What is required:
Count the lines below that contain the word "labels". Give only the number.

Input records:
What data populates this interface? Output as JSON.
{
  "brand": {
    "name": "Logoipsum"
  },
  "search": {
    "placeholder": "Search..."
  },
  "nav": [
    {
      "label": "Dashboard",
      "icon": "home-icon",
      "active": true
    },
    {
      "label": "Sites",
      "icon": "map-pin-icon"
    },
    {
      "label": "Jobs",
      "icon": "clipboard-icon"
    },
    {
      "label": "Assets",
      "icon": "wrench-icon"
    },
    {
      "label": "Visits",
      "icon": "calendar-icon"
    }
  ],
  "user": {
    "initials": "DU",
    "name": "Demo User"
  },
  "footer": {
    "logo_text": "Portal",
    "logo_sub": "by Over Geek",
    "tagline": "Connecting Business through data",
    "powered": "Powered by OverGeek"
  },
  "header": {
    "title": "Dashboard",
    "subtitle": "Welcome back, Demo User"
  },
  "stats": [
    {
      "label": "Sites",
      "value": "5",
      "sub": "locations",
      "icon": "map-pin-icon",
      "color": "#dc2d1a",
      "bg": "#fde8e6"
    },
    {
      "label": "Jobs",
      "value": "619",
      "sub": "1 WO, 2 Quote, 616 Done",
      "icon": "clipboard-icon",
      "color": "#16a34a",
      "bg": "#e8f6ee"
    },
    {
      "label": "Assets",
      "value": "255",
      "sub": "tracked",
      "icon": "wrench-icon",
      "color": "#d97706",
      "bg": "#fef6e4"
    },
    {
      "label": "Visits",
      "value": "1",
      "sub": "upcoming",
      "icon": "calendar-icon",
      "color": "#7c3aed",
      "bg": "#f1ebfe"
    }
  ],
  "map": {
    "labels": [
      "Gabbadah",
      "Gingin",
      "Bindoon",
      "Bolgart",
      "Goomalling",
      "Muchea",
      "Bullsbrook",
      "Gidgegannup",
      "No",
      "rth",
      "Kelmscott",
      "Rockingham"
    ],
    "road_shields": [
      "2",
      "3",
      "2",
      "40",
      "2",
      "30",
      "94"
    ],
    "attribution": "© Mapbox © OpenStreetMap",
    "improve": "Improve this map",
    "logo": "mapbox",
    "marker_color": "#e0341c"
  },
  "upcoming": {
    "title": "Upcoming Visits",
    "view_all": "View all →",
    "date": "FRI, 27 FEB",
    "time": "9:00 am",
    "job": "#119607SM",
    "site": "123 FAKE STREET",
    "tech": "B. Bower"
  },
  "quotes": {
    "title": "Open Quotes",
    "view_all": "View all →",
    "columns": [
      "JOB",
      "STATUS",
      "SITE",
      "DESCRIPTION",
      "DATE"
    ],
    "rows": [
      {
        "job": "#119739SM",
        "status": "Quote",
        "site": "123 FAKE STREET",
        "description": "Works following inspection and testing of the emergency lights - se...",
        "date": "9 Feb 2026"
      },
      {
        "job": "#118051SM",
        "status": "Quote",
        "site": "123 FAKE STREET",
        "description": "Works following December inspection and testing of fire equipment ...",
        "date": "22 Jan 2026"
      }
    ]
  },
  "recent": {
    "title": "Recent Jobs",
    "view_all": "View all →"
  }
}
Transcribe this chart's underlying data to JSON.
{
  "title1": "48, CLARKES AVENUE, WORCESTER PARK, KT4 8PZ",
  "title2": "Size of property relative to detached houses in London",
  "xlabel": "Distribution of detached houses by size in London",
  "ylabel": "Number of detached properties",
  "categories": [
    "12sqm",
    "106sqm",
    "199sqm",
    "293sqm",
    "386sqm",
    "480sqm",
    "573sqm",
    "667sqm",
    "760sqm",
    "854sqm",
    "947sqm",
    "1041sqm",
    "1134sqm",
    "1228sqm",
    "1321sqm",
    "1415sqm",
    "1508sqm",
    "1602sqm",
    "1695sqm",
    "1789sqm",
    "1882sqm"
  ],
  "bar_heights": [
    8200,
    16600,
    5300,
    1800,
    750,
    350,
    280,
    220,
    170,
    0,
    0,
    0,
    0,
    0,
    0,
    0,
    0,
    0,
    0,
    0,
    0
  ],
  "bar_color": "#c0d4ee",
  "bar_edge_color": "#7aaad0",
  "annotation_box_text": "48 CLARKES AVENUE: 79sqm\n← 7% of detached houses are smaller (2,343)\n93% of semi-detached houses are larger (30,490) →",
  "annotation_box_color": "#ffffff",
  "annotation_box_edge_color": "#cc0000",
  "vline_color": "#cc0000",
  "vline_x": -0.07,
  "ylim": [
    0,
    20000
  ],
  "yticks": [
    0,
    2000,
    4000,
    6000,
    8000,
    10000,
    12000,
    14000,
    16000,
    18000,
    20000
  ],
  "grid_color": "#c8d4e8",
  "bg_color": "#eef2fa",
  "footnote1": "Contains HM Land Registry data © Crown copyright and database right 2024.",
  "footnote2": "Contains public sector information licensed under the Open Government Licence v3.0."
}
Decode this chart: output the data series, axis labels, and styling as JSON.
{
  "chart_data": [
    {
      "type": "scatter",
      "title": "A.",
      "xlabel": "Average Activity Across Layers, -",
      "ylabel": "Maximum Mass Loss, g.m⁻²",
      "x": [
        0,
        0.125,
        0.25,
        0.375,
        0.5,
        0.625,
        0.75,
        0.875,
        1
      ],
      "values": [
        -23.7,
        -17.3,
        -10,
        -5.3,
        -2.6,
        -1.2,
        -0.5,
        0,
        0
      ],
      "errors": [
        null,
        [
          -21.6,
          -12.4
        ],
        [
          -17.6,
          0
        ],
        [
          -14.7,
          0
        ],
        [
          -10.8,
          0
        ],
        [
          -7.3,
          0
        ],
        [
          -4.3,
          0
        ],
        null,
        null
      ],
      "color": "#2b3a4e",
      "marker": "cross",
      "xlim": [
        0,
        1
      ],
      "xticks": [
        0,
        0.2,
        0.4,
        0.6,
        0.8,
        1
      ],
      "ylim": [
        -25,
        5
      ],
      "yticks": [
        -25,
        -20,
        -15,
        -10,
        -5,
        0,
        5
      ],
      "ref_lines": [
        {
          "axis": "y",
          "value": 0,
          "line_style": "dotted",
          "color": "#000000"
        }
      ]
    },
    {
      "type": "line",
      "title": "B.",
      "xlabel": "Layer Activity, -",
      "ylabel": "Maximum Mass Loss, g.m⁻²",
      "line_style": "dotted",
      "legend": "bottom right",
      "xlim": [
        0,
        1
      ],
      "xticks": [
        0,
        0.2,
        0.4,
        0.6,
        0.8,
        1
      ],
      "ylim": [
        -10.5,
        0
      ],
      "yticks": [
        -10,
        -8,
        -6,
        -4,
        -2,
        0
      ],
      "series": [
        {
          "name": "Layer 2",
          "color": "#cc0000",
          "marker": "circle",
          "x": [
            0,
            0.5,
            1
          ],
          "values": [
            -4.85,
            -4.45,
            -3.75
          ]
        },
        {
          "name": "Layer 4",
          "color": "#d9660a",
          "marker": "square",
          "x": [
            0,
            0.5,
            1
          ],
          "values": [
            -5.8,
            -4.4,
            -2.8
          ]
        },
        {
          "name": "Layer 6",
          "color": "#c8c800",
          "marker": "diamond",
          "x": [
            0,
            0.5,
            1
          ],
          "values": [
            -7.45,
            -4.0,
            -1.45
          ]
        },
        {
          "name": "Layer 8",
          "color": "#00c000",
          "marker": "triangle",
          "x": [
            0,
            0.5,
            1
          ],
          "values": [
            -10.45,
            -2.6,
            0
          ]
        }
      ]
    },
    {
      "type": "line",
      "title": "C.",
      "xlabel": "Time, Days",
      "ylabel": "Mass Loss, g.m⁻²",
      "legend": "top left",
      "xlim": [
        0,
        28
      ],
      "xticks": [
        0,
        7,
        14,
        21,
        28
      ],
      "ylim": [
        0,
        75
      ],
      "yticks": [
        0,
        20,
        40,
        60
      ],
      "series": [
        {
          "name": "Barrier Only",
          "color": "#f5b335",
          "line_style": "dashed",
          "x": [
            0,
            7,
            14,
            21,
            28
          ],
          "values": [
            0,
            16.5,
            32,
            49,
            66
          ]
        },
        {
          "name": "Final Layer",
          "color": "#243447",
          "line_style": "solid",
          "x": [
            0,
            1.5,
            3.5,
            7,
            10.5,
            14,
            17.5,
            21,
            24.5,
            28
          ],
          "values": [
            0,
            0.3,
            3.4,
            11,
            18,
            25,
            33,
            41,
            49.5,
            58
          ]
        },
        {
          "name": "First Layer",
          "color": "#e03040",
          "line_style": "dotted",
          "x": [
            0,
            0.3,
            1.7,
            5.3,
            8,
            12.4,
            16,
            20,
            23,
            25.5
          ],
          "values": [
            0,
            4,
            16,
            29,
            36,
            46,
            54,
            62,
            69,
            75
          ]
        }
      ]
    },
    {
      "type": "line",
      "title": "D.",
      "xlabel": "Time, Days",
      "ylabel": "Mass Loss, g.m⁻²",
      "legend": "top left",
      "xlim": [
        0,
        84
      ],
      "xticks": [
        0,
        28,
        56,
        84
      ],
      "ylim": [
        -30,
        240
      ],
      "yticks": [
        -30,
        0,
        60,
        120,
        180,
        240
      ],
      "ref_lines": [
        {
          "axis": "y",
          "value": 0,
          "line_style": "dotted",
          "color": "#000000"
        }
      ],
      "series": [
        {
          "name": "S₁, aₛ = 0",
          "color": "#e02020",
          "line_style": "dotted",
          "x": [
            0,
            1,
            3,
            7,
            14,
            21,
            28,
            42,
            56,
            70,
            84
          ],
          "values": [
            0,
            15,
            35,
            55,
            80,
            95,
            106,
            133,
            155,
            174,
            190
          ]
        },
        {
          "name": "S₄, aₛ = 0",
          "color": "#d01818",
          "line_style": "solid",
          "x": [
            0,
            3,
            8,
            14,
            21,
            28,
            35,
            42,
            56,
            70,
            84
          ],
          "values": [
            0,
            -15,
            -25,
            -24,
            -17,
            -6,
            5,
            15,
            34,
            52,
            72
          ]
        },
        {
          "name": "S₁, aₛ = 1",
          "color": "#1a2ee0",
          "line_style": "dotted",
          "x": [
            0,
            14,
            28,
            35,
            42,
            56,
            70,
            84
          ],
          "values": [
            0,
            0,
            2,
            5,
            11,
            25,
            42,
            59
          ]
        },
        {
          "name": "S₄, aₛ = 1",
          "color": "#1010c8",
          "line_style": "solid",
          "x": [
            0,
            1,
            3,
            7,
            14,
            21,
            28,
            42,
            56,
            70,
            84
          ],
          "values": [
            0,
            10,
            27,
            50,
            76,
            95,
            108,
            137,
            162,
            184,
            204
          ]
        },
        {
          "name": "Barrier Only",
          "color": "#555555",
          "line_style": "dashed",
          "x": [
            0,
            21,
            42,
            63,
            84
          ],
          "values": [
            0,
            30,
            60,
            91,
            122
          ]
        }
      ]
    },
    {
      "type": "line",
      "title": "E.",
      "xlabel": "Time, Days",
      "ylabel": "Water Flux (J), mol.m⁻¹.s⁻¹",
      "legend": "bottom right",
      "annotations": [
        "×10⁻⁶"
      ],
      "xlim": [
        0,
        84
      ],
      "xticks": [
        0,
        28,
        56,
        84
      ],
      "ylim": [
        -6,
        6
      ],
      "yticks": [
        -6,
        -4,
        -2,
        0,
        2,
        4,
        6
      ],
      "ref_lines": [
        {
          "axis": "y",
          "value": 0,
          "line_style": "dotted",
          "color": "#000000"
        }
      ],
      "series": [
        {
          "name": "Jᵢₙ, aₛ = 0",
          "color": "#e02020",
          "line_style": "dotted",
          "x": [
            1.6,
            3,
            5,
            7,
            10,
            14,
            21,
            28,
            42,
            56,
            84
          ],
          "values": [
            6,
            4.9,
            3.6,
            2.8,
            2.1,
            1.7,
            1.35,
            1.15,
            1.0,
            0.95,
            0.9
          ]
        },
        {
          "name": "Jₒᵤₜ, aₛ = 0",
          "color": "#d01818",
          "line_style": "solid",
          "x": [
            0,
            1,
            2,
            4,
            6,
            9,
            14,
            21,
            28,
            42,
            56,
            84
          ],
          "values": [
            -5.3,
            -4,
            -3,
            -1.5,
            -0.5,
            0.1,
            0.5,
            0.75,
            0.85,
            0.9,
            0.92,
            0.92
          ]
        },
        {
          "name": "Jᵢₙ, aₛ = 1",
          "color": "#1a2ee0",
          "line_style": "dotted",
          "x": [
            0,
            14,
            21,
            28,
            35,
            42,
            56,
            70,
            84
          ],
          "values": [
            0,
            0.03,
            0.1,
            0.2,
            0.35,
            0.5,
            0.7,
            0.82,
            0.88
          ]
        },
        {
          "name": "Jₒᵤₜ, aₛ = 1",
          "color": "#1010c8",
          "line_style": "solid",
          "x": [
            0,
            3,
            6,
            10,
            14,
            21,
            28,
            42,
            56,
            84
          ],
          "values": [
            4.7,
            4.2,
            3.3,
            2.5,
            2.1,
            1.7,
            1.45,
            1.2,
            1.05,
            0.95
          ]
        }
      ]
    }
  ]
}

Written solution:
2